**ASSIGNMENT**
Only a number is wanted here: the number of lines of the data that include "limit".

**MATERIAL PROVIDED**
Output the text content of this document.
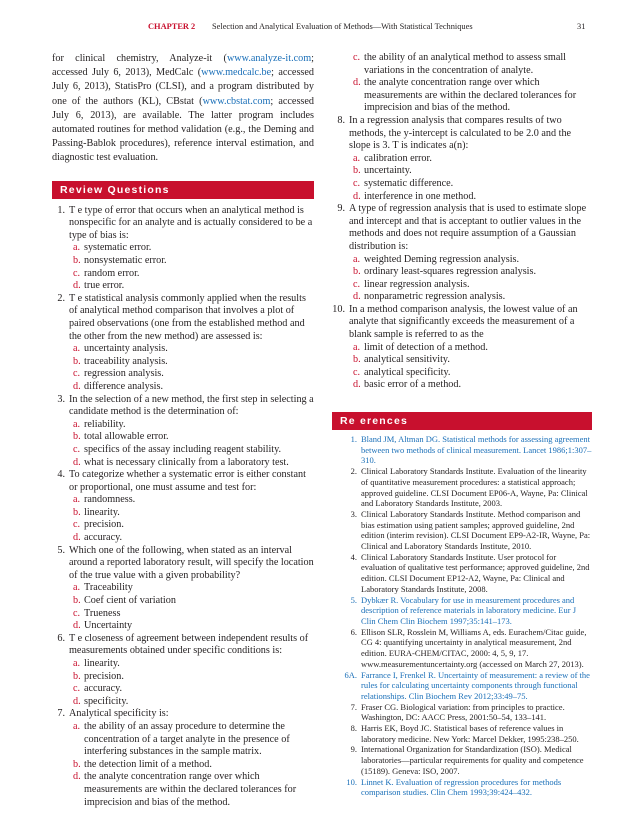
CHAPTER 2 Selection and Analytical Evaluation of Methods—With Statistical Techniques	31

for clinical chemistry, Analyze-it (www.analyze-it.com; accessed July 6, 2013), MedCalc (www.medcalc.be; accessed July 6, 2013), StatisPro (CLSI), and a program distributed by one of the authors (KL), CBstat (www.cbstat.com; accessed July 6, 2013), are available. The latter program includes automated routines for method validation (e.g., the Deming and Passing-Bablok procedures), reference interval estimation, and diagnostic test evaluation.

Review Questions
1. T e type of error that occurs when an analytical method is nonspecific for an analyte and is actually considered to be a type of bias is:
a. systematic error.
b. nonsystematic error.
c. random error.
d. true error.
2. T e statistical analysis commonly applied when the results of analytical method comparison that involves a plot of paired observations (one from the established method and the other from the new method) are assessed is:
a. uncertainty analysis.
b. traceability analysis.
c. regression analysis.
d. difference analysis.
3. In the selection of a new method, the first step in selecting a candidate method is the determination of:
a. reliability.
b. total allowable error.
c. specifics of the assay including reagent stability.
d. what is necessary clinically from a laboratory test.
4. To categorize whether a systematic error is either constant or proportional, one must assume and test for:
a. randomness.
b. linearity.
c. precision.
d. accuracy.
5. Which one of the following, when stated as an interval around a reported laboratory result, will specify the location of the true value with a given probability?
a. Traceability
b. Coef cient of variation
c. Trueness
d. Uncertainty
6. T e closeness of agreement between independent results of measurements obtained under specific conditions is:
a. linearity.
b. precision.
c. accuracy.
d. specificity.
7. Analytical specificity is:
a. the ability of an assay procedure to determine the concentration of a target analyte in the presence of interfering substances in the sample matrix.
b. the detection limit of a method.
d. the analyte concentration range over which measurements are within the declared tolerances for imprecision and bias of the method.
c. the ability of an analytical method to assess small variations in the concentration of analyte.
d. the analyte concentration range over which measurements are within the declared tolerances for imprecision and bias of the method.
8. In a regression analysis that compares results of two methods, the y-intercept is calculated to be 2.0 and the slope is 3. T is indicates a(n):
a. calibration error.
b. uncertainty.
c. systematic difference.
d. interference in one method.
9. A type of regression analysis that is used to estimate slope and intercept and that is acceptant to outlier values in the methods and does not require assumption of a Gaussian distribution is:
a. weighted Deming regression analysis.
b. ordinary least-squares regression analysis.
c. linear regression analysis.
d. nonparametric regression analysis.
10. In a method comparison analysis, the lowest value of an analyte that significantly exceeds the measurement of a blank sample is referred to as the
a. limit of detection of a method.
b. analytical sensitivity.
c. analytical specificity.
d. basic error of a method.
Re erences
1. Bland JM, Altman DG. Statistical methods for assessing agreement between two methods of clinical measurement. Lancet 1986;1:307–310.
2. Clinical Laboratory Standards Institute. Evaluation of the linearity of quantitative measurement procedures: a statistical approach; approved guideline. CLSI Document EP06-A, Wayne, Pa: Clinical and Laboratory Standards Institute, 2003.
3. Clinical Laboratory Standards Institute. Method comparison and bias estimation using patient samples; approved guideline, 2nd edition (interim revision). CLSI Document EP9-A2-IR, Wayne, Pa: Clinical and Laboratory Standards Institute, 2010.
4. Clinical Laboratory Standards Institute. User protocol for evaluation of qualitative test performance; approved guideline, 2nd edition. CLSI Document EP12-A2, Wayne, Pa: Clinical and Laboratory Standards Institute, 2008.
5. Dybkær R. Vocabulary for use in measurement procedures and description of reference materials in laboratory medicine. Eur J Clin Chem Clin Biochem 1997;35:141–173.
6. Ellison SLR, Rosslein M, Williams A, eds. Eurachem/Citac guide, CG 4: quantifying uncertainty in analytical measurement, 2nd edition. EURA-CHEM/CITAC, 2000: 4, 5, 9, 17. www.measurementuncertainty.org (accessed on March 27, 2013).
6A. Farrance I, Frenkel R. Uncertainty of measurement: a review of the rules for calculating uncertainty components through functional relationships. Clin Biochem Rev 2012;33:49–75.
7. Fraser CG. Biological variation: from principles to practice. Washington, DC: AACC Press, 2001:50–54, 133–141.
8. Harris EK, Boyd JC. Statistical bases of reference values in laboratory medicine. New York: Marcel Dekker, 1995:238–250.
9. International Organization for Standardization (ISO). Medical laboratories—particular requirements for quality and competence (15189). Geneva: ISO, 2007.
10. Linnet K. Evaluation of regression procedures for methods comparison studies. Clin Chem 1993;39:424–432.
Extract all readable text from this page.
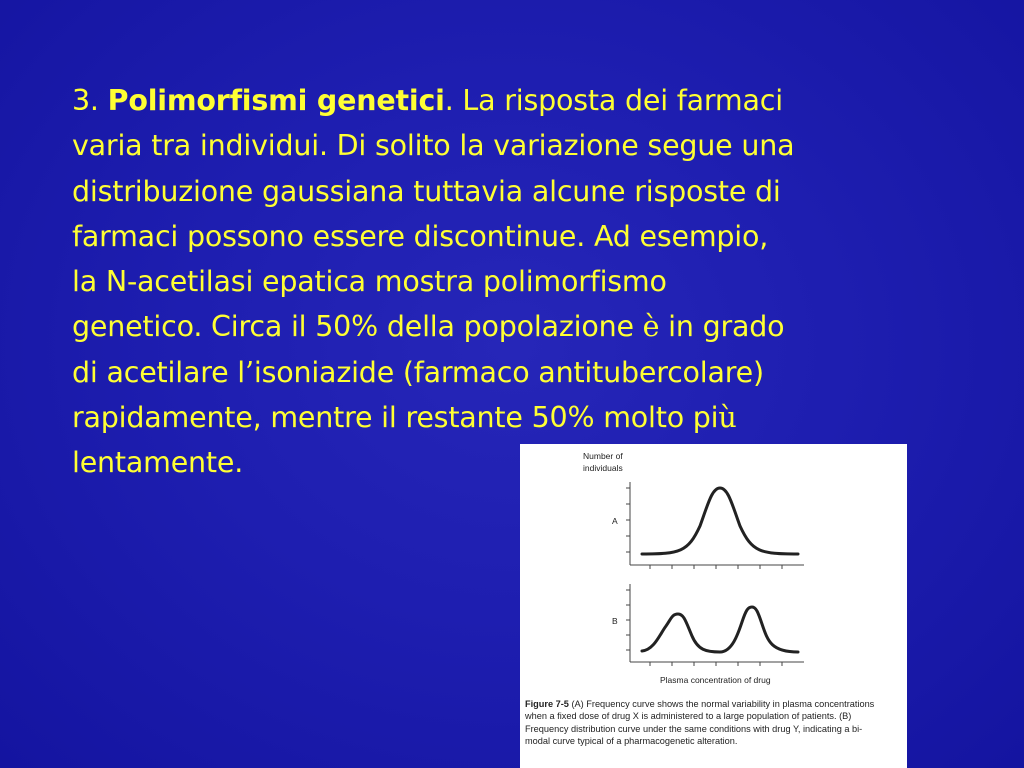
3. Polimorfismi genetici. La risposta dei farmaci
varia tra individui. Di solito la variazione segue una
distribuzione gaussiana tuttavia alcune risposte di
farmaci possono essere discontinue. Ad esempio,
la N-acetilasi epatica mostra polimorfismo
genetico. Circa il 50% della popolazione è in grado
di acetilare l’isoniazide (farmaco antitubercolare)
rapidamente, mentre il restante 50% molto più
lentamente.	Number of
individuals
A
B
Plasma concentration of drug
Figure 7-5 (A) Frequency curve shows the normal variability in plasma concentrations
when a fixed dose of drug X is administered to a large population of patients. (B)
Frequency distribution curve under the same conditions with drug Y, indicating a bi-
modal curve typical of a pharmacogenetic alteration.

**RESULT**
2